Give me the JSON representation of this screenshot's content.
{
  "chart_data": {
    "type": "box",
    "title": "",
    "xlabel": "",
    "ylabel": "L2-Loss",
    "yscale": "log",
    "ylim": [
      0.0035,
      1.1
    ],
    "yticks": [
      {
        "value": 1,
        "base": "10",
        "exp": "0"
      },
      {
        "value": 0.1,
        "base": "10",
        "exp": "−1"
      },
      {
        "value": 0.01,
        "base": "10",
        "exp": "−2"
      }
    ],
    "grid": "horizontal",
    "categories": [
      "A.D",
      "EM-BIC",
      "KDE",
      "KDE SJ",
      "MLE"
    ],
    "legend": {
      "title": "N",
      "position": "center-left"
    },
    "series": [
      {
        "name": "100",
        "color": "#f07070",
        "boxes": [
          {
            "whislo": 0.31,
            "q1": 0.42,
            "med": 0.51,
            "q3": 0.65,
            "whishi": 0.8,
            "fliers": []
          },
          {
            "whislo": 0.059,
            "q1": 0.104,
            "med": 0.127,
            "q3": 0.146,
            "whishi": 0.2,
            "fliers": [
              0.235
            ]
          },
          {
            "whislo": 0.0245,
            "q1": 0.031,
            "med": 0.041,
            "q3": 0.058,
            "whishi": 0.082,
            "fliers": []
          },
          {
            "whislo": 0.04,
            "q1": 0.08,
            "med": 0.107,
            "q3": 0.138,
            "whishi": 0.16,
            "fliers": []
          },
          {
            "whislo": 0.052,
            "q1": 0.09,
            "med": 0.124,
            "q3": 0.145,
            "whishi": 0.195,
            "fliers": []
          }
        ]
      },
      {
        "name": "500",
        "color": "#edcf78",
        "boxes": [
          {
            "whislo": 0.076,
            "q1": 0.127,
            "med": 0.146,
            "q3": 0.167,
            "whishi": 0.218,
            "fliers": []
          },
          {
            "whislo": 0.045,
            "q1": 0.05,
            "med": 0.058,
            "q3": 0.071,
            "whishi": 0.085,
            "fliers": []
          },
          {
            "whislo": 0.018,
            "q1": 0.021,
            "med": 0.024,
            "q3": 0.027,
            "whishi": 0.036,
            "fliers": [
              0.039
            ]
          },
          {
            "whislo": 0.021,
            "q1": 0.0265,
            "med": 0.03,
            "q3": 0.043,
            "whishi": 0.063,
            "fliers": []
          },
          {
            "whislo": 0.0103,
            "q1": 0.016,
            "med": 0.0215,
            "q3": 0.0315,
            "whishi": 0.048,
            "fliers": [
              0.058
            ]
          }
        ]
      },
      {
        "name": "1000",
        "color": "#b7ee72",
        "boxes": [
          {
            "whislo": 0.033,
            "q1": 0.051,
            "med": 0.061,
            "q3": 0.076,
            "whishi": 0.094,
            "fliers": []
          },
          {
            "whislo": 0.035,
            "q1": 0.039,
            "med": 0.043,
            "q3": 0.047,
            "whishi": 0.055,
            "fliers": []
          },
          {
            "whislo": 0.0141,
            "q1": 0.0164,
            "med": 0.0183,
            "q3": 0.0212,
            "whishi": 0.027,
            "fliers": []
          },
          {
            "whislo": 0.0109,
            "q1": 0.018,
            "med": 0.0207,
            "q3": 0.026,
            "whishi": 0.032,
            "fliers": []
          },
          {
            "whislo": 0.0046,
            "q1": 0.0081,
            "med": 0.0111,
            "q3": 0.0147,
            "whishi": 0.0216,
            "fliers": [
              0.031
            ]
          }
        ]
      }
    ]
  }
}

■ ■ ■ ■ ■ ■ ■

**SET PROBLEM:** Write the entries again, exactly as they stand.

**FULL OUTPUT:**
Give me the JSON representation of this screenshot's content.
{
  "chart_data": {
    "type": "box",
    "title": "",
    "xlabel": "",
    "ylabel": "L2-Loss",
    "yscale": "log",
    "ylim": [
      0.0035,
      1.1
    ],
    "yticks": [
      {
        "value": 1,
        "base": "10",
        "exp": "0"
      },
      {
        "value": 0.1,
        "base": "10",
        "exp": "−1"
      },
      {
        "value": 0.01,
        "base": "10",
        "exp": "−2"
      }
    ],
    "grid": "horizontal",
    "categories": [
      "A.D",
      "EM-BIC",
      "KDE",
      "KDE SJ",
      "MLE"
    ],
    "legend": {
      "title": "N",
      "position": "center-left"
    },
    "series": [
      {
        "name": "100",
        "color": "#f07070",
        "boxes": [
          {
            "whislo": 0.31,
            "q1": 0.42,
            "med": 0.51,
            "q3": 0.65,
            "whishi": 0.8,
            "fliers": []
          },
          {
            "whislo": 0.059,
            "q1": 0.104,
            "med": 0.127,
            "q3": 0.146,
            "whishi": 0.2,
            "fliers": [
              0.235
            ]
          },
          {
            "whislo": 0.0245,
            "q1": 0.031,
            "med": 0.041,
            "q3": 0.058,
            "whishi": 0.082,
            "fliers": []
          },
          {
            "whislo": 0.04,
            "q1": 0.08,
            "med": 0.107,
            "q3": 0.138,
            "whishi": 0.16,
            "fliers": []
          },
          {
            "whislo": 0.052,
            "q1": 0.09,
            "med": 0.124,
            "q3": 0.145,
            "whishi": 0.195,
            "fliers": []
          }
        ]
      },
      {
        "name": "500",
        "color": "#edcf78",
        "boxes": [
          {
            "whislo": 0.076,
            "q1": 0.127,
            "med": 0.146,
            "q3": 0.167,
            "whishi": 0.218,
            "fliers": []
          },
          {
            "whislo": 0.045,
            "q1": 0.05,
            "med": 0.058,
            "q3": 0.071,
            "whishi": 0.085,
            "fliers": []
          },
          {
            "whislo": 0.018,
            "q1": 0.021,
            "med": 0.024,
            "q3": 0.027,
            "whishi": 0.036,
            "fliers": [
              0.039
            ]
          },
          {
            "whislo": 0.021,
            "q1": 0.0265,
            "med": 0.03,
            "q3": 0.043,
            "whishi": 0.063,
            "fliers": []
          },
          {
            "whislo": 0.0103,
            "q1": 0.016,
            "med": 0.0215,
            "q3": 0.0315,
            "whishi": 0.048,
            "fliers": [
              0.058
            ]
          }
        ]
      },
      {
        "name": "1000",
        "color": "#b7ee72",
        "boxes": [
          {
            "whislo": 0.033,
            "q1": 0.051,
            "med": 0.061,
            "q3": 0.076,
            "whishi": 0.094,
            "fliers": []
          },
          {
            "whislo": 0.035,
            "q1": 0.039,
            "med": 0.043,
            "q3": 0.047,
            "whishi": 0.055,
            "fliers": []
          },
          {
            "whislo": 0.0141,
            "q1": 0.0164,
            "med": 0.0183,
            "q3": 0.0212,
            "whishi": 0.027,
            "fliers": []
          },
          {
            "whislo": 0.0109,
            "q1": 0.018,
            "med": 0.0207,
            "q3": 0.026,
            "whishi": 0.032,
            "fliers": []
          },
          {
            "whislo": 0.0046,
            "q1": 0.0081,
            "med": 0.0111,
            "q3": 0.0147,
            "whishi": 0.0216,
            "fliers": [
              0.031
            ]
          }
        ]
      }
    ]
  }
}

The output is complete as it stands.